*DIRECTIONS FOR THIS TASK*
Omit every picture and write out the rest of the records exactly.
[BEGIN TASK INPUT]
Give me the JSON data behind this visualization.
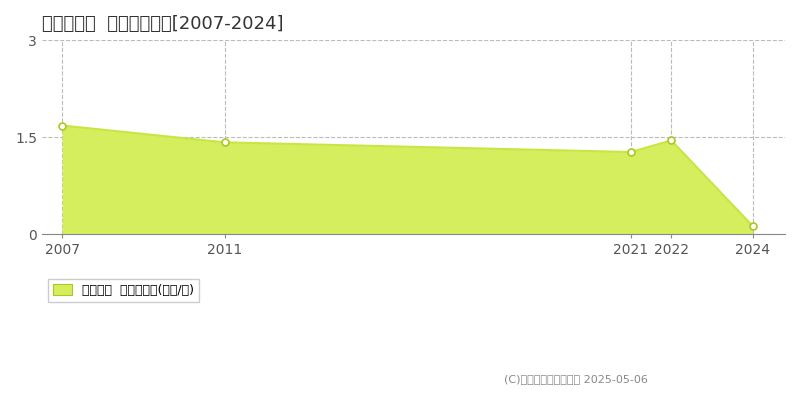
{
  "title": "関川村土沢  住宅価格推移[2007-2024]",
  "years": [
    2007,
    2011,
    2021,
    2022,
    2024
  ],
  "values": [
    1.68,
    1.42,
    1.27,
    1.45,
    0.13
  ],
  "xlim": [
    2006.5,
    2024.8
  ],
  "ylim": [
    0,
    3
  ],
  "yticks": [
    0,
    1.5,
    3
  ],
  "xticks": [
    2007,
    2011,
    2021,
    2022,
    2024
  ],
  "line_color": "#c8e642",
  "fill_color": "#d4ee5e",
  "fill_alpha": 1.0,
  "marker_color": "#ffffff",
  "marker_edge_color": "#aac820",
  "marker_size": 5,
  "grid_color": "#bbbbbb",
  "bg_color": "#ffffff",
  "legend_label": "住宅価格  平均坪単価(万円/坪)",
  "copyright_text": "(C)土地価格ドットコム 2025-05-06",
  "title_fontsize": 13,
  "axis_fontsize": 10,
  "legend_fontsize": 9
}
[END TASK INPUT]
*FULL ANSWER*
Give me the JSON data behind this visualization.
{
  "title": "関川村土沢  住宅価格推移[2007-2024]",
  "years": [
    2007,
    2011,
    2021,
    2022,
    2024
  ],
  "values": [
    1.68,
    1.42,
    1.27,
    1.45,
    0.13
  ],
  "xlim": [
    2006.5,
    2024.8
  ],
  "ylim": [
    0,
    3
  ],
  "yticks": [
    0,
    1.5,
    3
  ],
  "xticks": [
    2007,
    2011,
    2021,
    2022,
    2024
  ],
  "line_color": "#c8e642",
  "fill_color": "#d4ee5e",
  "fill_alpha": 1.0,
  "marker_color": "#ffffff",
  "marker_edge_color": "#aac820",
  "marker_size": 5,
  "grid_color": "#bbbbbb",
  "bg_color": "#ffffff",
  "legend_label": "住宅価格  平均坪単価(万円/坪)",
  "copyright_text": "(C)土地価格ドットコム 2025-05-06",
  "title_fontsize": 13,
  "axis_fontsize": 10,
  "legend_fontsize": 9
}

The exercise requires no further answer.